[begin SUPPLIED RECORDS]

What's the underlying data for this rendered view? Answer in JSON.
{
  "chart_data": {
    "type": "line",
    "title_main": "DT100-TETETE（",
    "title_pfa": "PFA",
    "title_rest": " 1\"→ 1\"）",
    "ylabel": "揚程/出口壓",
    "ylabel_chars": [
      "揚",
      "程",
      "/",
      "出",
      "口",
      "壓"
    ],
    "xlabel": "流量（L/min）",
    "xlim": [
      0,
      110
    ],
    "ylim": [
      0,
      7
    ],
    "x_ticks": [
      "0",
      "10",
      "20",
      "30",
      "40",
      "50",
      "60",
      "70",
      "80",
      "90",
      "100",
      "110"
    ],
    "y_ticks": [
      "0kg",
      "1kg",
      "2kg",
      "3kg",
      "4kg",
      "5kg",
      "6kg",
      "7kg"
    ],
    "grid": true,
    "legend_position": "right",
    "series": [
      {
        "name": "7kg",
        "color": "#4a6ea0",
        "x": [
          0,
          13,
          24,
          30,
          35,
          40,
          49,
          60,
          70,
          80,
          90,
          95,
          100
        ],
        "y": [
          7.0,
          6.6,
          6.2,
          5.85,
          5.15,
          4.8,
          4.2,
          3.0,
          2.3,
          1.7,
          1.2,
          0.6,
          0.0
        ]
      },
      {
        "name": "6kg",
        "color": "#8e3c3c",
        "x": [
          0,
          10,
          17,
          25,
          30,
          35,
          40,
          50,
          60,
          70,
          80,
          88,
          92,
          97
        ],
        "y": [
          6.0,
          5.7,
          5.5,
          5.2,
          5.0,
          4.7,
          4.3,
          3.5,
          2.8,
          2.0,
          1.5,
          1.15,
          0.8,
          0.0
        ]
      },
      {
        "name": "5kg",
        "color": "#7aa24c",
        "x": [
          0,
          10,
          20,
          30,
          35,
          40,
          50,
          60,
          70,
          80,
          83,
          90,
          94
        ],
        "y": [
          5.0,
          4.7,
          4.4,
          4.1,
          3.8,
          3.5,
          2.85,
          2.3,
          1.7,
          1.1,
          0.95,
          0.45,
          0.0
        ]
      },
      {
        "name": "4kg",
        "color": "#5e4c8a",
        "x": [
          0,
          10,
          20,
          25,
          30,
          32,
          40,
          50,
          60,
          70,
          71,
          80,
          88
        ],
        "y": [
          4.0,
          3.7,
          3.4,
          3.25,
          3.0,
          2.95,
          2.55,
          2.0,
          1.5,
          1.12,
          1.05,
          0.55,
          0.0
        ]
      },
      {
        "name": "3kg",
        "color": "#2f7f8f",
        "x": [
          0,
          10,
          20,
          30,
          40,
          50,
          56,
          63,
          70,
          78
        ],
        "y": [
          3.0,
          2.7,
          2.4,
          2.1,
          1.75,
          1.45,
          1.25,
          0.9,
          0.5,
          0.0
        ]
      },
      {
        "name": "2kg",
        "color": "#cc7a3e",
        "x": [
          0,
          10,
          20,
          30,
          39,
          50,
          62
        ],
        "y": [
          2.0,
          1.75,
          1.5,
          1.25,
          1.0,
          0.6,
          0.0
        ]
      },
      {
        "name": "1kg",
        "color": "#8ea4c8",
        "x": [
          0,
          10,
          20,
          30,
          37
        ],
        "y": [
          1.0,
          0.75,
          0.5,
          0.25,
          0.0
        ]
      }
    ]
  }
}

[end SUPPLIED RECORDS]

SHORT PROBLEM » Extract every record and return it verbatim.

ANSWER TO THE PROBLEM »
What's the underlying data for this rendered view? Answer in JSON.
{
  "chart_data": {
    "type": "line",
    "title_main": "DT100-TETETE（",
    "title_pfa": "PFA",
    "title_rest": " 1\"→ 1\"）",
    "ylabel": "揚程/出口壓",
    "ylabel_chars": [
      "揚",
      "程",
      "/",
      "出",
      "口",
      "壓"
    ],
    "xlabel": "流量（L/min）",
    "xlim": [
      0,
      110
    ],
    "ylim": [
      0,
      7
    ],
    "x_ticks": [
      "0",
      "10",
      "20",
      "30",
      "40",
      "50",
      "60",
      "70",
      "80",
      "90",
      "100",
      "110"
    ],
    "y_ticks": [
      "0kg",
      "1kg",
      "2kg",
      "3kg",
      "4kg",
      "5kg",
      "6kg",
      "7kg"
    ],
    "grid": true,
    "legend_position": "right",
    "series": [
      {
        "name": "7kg",
        "color": "#4a6ea0",
        "x": [
          0,
          13,
          24,
          30,
          35,
          40,
          49,
          60,
          70,
          80,
          90,
          95,
          100
        ],
        "y": [
          7.0,
          6.6,
          6.2,
          5.85,
          5.15,
          4.8,
          4.2,
          3.0,
          2.3,
          1.7,
          1.2,
          0.6,
          0.0
        ]
      },
      {
        "name": "6kg",
        "color": "#8e3c3c",
        "x": [
          0,
          10,
          17,
          25,
          30,
          35,
          40,
          50,
          60,
          70,
          80,
          88,
          92,
          97
        ],
        "y": [
          6.0,
          5.7,
          5.5,
          5.2,
          5.0,
          4.7,
          4.3,
          3.5,
          2.8,
          2.0,
          1.5,
          1.15,
          0.8,
          0.0
        ]
      },
      {
        "name": "5kg",
        "color": "#7aa24c",
        "x": [
          0,
          10,
          20,
          30,
          35,
          40,
          50,
          60,
          70,
          80,
          83,
          90,
          94
        ],
        "y": [
          5.0,
          4.7,
          4.4,
          4.1,
          3.8,
          3.5,
          2.85,
          2.3,
          1.7,
          1.1,
          0.95,
          0.45,
          0.0
        ]
      },
      {
        "name": "4kg",
        "color": "#5e4c8a",
        "x": [
          0,
          10,
          20,
          25,
          30,
          32,
          40,
          50,
          60,
          70,
          71,
          80,
          88
        ],
        "y": [
          4.0,
          3.7,
          3.4,
          3.25,
          3.0,
          2.95,
          2.55,
          2.0,
          1.5,
          1.12,
          1.05,
          0.55,
          0.0
        ]
      },
      {
        "name": "3kg",
        "color": "#2f7f8f",
        "x": [
          0,
          10,
          20,
          30,
          40,
          50,
          56,
          63,
          70,
          78
        ],
        "y": [
          3.0,
          2.7,
          2.4,
          2.1,
          1.75,
          1.45,
          1.25,
          0.9,
          0.5,
          0.0
        ]
      },
      {
        "name": "2kg",
        "color": "#cc7a3e",
        "x": [
          0,
          10,
          20,
          30,
          39,
          50,
          62
        ],
        "y": [
          2.0,
          1.75,
          1.5,
          1.25,
          1.0,
          0.6,
          0.0
        ]
      },
      {
        "name": "1kg",
        "color": "#8ea4c8",
        "x": [
          0,
          10,
          20,
          30,
          37
        ],
        "y": [
          1.0,
          0.75,
          0.5,
          0.25,
          0.0
        ]
      }
    ]
  }
}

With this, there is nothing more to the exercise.